Begin Provided records

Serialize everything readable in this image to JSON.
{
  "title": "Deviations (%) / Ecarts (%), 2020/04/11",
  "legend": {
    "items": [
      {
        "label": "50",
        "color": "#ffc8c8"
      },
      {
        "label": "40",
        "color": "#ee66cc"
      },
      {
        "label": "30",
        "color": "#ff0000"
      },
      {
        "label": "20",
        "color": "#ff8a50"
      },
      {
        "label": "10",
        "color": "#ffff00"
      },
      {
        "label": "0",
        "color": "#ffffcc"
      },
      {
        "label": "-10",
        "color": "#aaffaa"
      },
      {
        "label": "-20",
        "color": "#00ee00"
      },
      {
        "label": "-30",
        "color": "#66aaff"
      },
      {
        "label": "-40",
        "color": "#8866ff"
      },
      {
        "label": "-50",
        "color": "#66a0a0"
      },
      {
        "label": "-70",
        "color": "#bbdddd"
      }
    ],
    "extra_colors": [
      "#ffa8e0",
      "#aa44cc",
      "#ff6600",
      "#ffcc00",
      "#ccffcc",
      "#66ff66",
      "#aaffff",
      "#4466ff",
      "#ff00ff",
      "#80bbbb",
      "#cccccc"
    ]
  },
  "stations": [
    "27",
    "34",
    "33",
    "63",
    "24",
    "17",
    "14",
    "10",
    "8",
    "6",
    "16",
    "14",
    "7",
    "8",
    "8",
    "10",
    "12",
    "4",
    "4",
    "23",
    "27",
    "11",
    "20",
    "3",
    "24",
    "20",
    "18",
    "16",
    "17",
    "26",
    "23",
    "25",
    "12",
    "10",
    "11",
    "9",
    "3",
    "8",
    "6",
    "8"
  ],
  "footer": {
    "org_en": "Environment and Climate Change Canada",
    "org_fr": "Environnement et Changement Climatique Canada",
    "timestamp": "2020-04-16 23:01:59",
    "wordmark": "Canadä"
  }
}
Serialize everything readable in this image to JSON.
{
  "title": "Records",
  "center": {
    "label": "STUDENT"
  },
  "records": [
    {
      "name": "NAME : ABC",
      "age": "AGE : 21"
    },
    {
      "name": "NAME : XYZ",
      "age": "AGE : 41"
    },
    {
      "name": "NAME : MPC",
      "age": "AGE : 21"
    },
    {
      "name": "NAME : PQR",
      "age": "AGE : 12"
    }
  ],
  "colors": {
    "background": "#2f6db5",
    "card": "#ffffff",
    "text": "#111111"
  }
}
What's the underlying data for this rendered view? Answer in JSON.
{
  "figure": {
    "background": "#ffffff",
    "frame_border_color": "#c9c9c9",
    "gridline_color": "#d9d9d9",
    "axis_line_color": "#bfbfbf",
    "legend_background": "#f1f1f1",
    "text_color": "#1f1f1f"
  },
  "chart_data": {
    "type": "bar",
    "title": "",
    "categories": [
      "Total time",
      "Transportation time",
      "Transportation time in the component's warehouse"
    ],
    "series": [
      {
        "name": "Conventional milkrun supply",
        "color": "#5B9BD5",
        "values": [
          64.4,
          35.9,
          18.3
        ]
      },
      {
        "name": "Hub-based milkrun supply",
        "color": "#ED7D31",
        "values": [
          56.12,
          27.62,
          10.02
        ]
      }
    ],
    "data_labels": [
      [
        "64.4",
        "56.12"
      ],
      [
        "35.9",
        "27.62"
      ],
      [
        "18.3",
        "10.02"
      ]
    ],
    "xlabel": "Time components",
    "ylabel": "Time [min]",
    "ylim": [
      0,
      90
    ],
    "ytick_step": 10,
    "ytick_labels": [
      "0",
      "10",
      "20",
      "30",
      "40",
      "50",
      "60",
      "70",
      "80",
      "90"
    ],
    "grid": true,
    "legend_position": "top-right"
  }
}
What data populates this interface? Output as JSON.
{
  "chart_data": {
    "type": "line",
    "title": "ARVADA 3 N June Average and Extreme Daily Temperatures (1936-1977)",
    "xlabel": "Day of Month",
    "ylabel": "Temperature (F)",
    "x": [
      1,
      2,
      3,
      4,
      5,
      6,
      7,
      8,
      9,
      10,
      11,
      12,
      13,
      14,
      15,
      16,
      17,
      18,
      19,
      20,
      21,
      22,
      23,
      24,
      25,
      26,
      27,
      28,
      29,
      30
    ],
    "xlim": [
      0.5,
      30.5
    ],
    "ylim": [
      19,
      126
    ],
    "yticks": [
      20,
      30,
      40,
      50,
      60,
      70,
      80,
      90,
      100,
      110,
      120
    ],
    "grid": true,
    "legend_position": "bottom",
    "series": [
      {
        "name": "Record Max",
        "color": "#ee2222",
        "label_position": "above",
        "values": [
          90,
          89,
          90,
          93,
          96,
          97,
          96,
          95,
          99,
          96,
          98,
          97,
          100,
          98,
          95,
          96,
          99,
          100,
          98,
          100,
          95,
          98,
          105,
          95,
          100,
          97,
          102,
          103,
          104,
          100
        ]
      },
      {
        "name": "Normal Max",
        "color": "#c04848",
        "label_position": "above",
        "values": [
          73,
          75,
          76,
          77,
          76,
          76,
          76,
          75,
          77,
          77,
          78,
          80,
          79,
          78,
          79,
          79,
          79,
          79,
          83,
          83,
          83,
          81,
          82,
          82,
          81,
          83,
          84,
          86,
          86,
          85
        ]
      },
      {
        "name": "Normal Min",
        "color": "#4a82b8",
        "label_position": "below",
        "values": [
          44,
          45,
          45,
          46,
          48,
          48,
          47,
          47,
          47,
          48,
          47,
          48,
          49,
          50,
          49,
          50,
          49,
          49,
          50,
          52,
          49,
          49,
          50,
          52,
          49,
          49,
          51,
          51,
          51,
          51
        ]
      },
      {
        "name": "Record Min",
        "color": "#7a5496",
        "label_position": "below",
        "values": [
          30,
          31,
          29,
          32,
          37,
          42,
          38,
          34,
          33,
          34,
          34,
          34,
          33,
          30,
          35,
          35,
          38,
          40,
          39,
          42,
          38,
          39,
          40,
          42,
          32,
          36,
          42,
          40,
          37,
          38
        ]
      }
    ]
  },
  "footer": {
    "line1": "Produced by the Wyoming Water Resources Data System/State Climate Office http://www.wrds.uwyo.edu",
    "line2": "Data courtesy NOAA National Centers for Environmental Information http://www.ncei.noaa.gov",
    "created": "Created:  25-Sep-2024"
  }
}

End Provided records

**Problem to work on**: Each record above must be given again exactly.

**Full output**:
Serialize everything readable in this image to JSON.
{
  "title": "Deviations (%) / Ecarts (%), 2020/04/11",
  "legend": {
    "items": [
      {
        "label": "50",
        "color": "#ffc8c8"
      },
      {
        "label": "40",
        "color": "#ee66cc"
      },
      {
        "label": "30",
        "color": "#ff0000"
      },
      {
        "label": "20",
        "color": "#ff8a50"
      },
      {
        "label": "10",
        "color": "#ffff00"
      },
      {
        "label": "0",
        "color": "#ffffcc"
      },
      {
        "label": "-10",
        "color": "#aaffaa"
      },
      {
        "label": "-20",
        "color": "#00ee00"
      },
      {
        "label": "-30",
        "color": "#66aaff"
      },
      {
        "label": "-40",
        "color": "#8866ff"
      },
      {
        "label": "-50",
        "color": "#66a0a0"
      },
      {
        "label": "-70",
        "color": "#bbdddd"
      }
    ],
    "extra_colors": [
      "#ffa8e0",
      "#aa44cc",
      "#ff6600",
      "#ffcc00",
      "#ccffcc",
      "#66ff66",
      "#aaffff",
      "#4466ff",
      "#ff00ff",
      "#80bbbb",
      "#cccccc"
    ]
  },
  "stations": [
    "27",
    "34",
    "33",
    "63",
    "24",
    "17",
    "14",
    "10",
    "8",
    "6",
    "16",
    "14",
    "7",
    "8",
    "8",
    "10",
    "12",
    "4",
    "4",
    "23",
    "27",
    "11",
    "20",
    "3",
    "24",
    "20",
    "18",
    "16",
    "17",
    "26",
    "23",
    "25",
    "12",
    "10",
    "11",
    "9",
    "3",
    "8",
    "6",
    "8"
  ],
  "footer": {
    "org_en": "Environment and Climate Change Canada",
    "org_fr": "Environnement et Changement Climatique Canada",
    "timestamp": "2020-04-16 23:01:59",
    "wordmark": "Canadä"
  }
}
Serialize everything readable in this image to JSON.
{
  "title": "Records",
  "center": {
    "label": "STUDENT"
  },
  "records": [
    {
      "name": "NAME : ABC",
      "age": "AGE : 21"
    },
    {
      "name": "NAME : XYZ",
      "age": "AGE : 41"
    },
    {
      "name": "NAME : MPC",
      "age": "AGE : 21"
    },
    {
      "name": "NAME : PQR",
      "age": "AGE : 12"
    }
  ],
  "colors": {
    "background": "#2f6db5",
    "card": "#ffffff",
    "text": "#111111"
  }
}
What's the underlying data for this rendered view? Answer in JSON.
{
  "figure": {
    "background": "#ffffff",
    "frame_border_color": "#c9c9c9",
    "gridline_color": "#d9d9d9",
    "axis_line_color": "#bfbfbf",
    "legend_background": "#f1f1f1",
    "text_color": "#1f1f1f"
  },
  "chart_data": {
    "type": "bar",
    "title": "",
    "categories": [
      "Total time",
      "Transportation time",
      "Transportation time in the component's warehouse"
    ],
    "series": [
      {
        "name": "Conventional milkrun supply",
        "color": "#5B9BD5",
        "values": [
          64.4,
          35.9,
          18.3
        ]
      },
      {
        "name": "Hub-based milkrun supply",
        "color": "#ED7D31",
        "values": [
          56.12,
          27.62,
          10.02
        ]
      }
    ],
    "data_labels": [
      [
        "64.4",
        "56.12"
      ],
      [
        "35.9",
        "27.62"
      ],
      [
        "18.3",
        "10.02"
      ]
    ],
    "xlabel": "Time components",
    "ylabel": "Time [min]",
    "ylim": [
      0,
      90
    ],
    "ytick_step": 10,
    "ytick_labels": [
      "0",
      "10",
      "20",
      "30",
      "40",
      "50",
      "60",
      "70",
      "80",
      "90"
    ],
    "grid": true,
    "legend_position": "top-right"
  }
}
What data populates this interface? Output as JSON.
{
  "chart_data": {
    "type": "line",
    "title": "ARVADA 3 N June Average and Extreme Daily Temperatures (1936-1977)",
    "xlabel": "Day of Month",
    "ylabel": "Temperature (F)",
    "x": [
      1,
      2,
      3,
      4,
      5,
      6,
      7,
      8,
      9,
      10,
      11,
      12,
      13,
      14,
      15,
      16,
      17,
      18,
      19,
      20,
      21,
      22,
      23,
      24,
      25,
      26,
      27,
      28,
      29,
      30
    ],
    "xlim": [
      0.5,
      30.5
    ],
    "ylim": [
      19,
      126
    ],
    "yticks": [
      20,
      30,
      40,
      50,
      60,
      70,
      80,
      90,
      100,
      110,
      120
    ],
    "grid": true,
    "legend_position": "bottom",
    "series": [
      {
        "name": "Record Max",
        "color": "#ee2222",
        "label_position": "above",
        "values": [
          90,
          89,
          90,
          93,
          96,
          97,
          96,
          95,
          99,
          96,
          98,
          97,
          100,
          98,
          95,
          96,
          99,
          100,
          98,
          100,
          95,
          98,
          105,
          95,
          100,
          97,
          102,
          103,
          104,
          100
        ]
      },
      {
        "name": "Normal Max",
        "color": "#c04848",
        "label_position": "above",
        "values": [
          73,
          75,
          76,
          77,
          76,
          76,
          76,
          75,
          77,
          77,
          78,
          80,
          79,
          78,
          79,
          79,
          79,
          79,
          83,
          83,
          83,
          81,
          82,
          82,
          81,
          83,
          84,
          86,
          86,
          85
        ]
      },
      {
        "name": "Normal Min",
        "color": "#4a82b8",
        "label_position": "below",
        "values": [
          44,
          45,
          45,
          46,
          48,
          48,
          47,
          47,
          47,
          48,
          47,
          48,
          49,
          50,
          49,
          50,
          49,
          49,
          50,
          52,
          49,
          49,
          50,
          52,
          49,
          49,
          51,
          51,
          51,
          51
        ]
      },
      {
        "name": "Record Min",
        "color": "#7a5496",
        "label_position": "below",
        "values": [
          30,
          31,
          29,
          32,
          37,
          42,
          38,
          34,
          33,
          34,
          34,
          34,
          33,
          30,
          35,
          35,
          38,
          40,
          39,
          42,
          38,
          39,
          40,
          42,
          32,
          36,
          42,
          40,
          37,
          38
        ]
      }
    ]
  },
  "footer": {
    "line1": "Produced by the Wyoming Water Resources Data System/State Climate Office http://www.wrds.uwyo.edu",
    "line2": "Data courtesy NOAA National Centers for Environmental Information http://www.ncei.noaa.gov",
    "created": "Created:  25-Sep-2024"
  }
}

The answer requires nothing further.